→ **Exercise description**:
Take each line containing "atteint" and report it exactly as written.

→ **Source records**:
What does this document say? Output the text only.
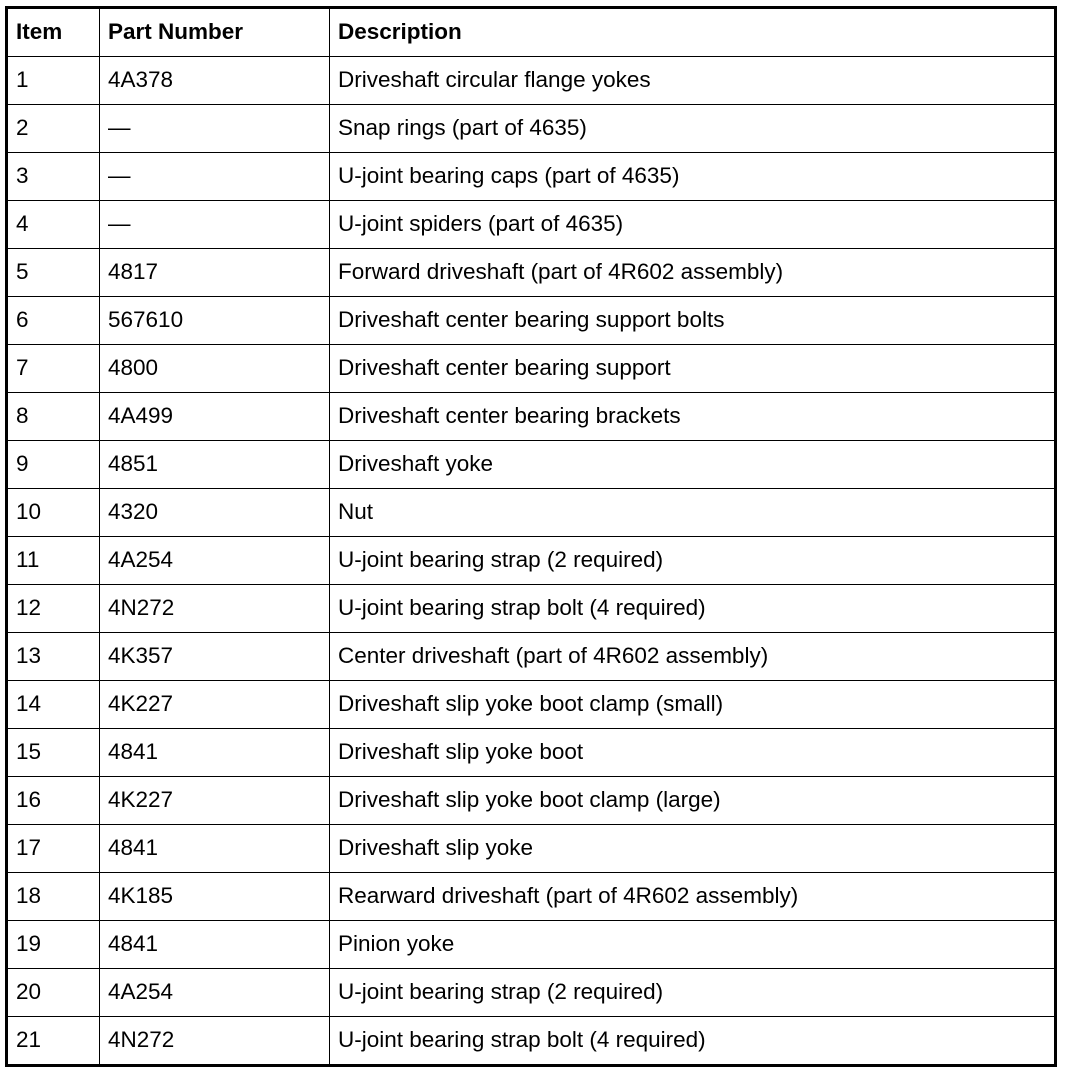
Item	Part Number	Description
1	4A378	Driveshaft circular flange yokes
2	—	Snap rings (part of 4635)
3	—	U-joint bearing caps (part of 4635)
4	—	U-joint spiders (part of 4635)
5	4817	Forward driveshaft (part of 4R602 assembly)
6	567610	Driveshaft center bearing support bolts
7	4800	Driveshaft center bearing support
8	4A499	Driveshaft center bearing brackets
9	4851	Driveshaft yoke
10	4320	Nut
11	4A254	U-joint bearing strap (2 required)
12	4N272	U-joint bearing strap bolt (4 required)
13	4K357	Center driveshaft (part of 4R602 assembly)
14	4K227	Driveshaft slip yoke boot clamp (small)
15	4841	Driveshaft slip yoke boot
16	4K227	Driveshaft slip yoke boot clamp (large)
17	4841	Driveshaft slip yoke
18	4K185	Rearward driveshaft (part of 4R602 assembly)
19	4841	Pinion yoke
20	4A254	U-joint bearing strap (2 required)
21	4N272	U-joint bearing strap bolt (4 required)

...

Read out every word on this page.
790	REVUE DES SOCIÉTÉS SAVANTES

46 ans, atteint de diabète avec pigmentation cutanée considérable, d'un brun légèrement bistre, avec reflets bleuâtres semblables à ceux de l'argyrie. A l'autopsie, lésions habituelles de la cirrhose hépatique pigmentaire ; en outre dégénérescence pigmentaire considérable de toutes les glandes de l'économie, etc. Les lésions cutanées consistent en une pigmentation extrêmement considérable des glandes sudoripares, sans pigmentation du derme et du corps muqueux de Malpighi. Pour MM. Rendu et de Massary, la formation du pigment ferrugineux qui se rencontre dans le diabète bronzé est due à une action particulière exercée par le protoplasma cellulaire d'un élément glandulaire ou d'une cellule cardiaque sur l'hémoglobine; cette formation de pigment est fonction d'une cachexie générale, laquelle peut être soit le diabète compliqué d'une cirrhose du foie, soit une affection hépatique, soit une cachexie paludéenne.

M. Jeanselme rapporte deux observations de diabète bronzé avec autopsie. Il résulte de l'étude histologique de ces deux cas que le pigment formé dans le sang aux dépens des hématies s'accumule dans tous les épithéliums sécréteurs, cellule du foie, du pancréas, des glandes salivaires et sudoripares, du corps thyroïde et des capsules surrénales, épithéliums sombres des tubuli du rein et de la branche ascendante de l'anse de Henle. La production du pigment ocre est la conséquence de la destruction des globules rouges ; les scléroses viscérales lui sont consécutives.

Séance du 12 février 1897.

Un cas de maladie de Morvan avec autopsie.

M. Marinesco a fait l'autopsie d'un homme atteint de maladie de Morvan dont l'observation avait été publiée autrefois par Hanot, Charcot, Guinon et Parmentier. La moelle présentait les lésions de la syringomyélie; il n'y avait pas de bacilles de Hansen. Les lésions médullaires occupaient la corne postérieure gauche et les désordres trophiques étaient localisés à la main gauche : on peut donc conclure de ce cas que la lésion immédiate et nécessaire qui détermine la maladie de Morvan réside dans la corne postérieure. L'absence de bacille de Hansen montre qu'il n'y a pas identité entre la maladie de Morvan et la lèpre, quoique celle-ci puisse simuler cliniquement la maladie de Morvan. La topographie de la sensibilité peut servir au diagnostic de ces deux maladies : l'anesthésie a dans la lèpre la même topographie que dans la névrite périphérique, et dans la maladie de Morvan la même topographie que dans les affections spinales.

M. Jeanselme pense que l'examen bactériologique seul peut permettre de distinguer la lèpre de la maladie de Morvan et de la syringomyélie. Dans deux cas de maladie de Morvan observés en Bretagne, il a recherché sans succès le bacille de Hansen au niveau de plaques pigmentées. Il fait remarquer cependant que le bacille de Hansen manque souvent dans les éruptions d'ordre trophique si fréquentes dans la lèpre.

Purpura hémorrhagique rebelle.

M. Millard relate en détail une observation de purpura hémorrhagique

→ **Reply**:
46 ans, atteint de diabète avec pigmentation cutanée considérable, d'un brun légèrement bistre, avec reflets bleuâtres semblables à ceux de l'argyrie. A l'autopsie, lésions habituelles de la cirrhose hépatique pigmentaire ; en outre dégénérescence pigmentaire considérable de toutes les glandes de l'économie, etc. Les lésions cutanées consistent en une pigmentation extrêmement considérable des glandes sudoripares, sans pigmentation du derme et du corps muqueux de Malpighi. Pour MM. Rendu et de Massary, la formation du pigment ferrugineux qui se rencontre dans le diabète bronzé est due à une action particulière exercée par le protoplasma cellulaire d'un élément glandulaire ou d'une cellule cardiaque sur l'hémoglobine; cette formation de pigment est fonction d'une cachexie générale, laquelle peut être soit le diabète compliqué d'une cirrhose du foie, soit une affection hépatique, soit une cachexie paludéenne.
M. Marinesco a fait l'autopsie d'un homme atteint de maladie de Morvan dont l'observation avait été publiée autrefois par Hanot, Charcot, Guinon et Parmentier. La moelle présentait les lésions de la syringomyélie; il n'y avait pas de bacilles de Hansen. Les lésions médullaires occupaient la corne postérieure gauche et les désordres trophiques étaient localisés à la main gauche : on peut donc conclure de ce cas que la lésion immédiate et nécessaire qui détermine la maladie de Morvan réside dans la corne postérieure. L'absence de bacille de Hansen montre qu'il n'y a pas identité entre la maladie de Morvan et la lèpre, quoique celle-ci puisse simuler cliniquement la maladie de Morvan. La topographie de la sensibilité peut servir au diagnostic de ces deux maladies : l'anesthésie a dans la lèpre la même topographie que dans la névrite périphérique, et dans la maladie de Morvan la même topographie que dans les affections spinales.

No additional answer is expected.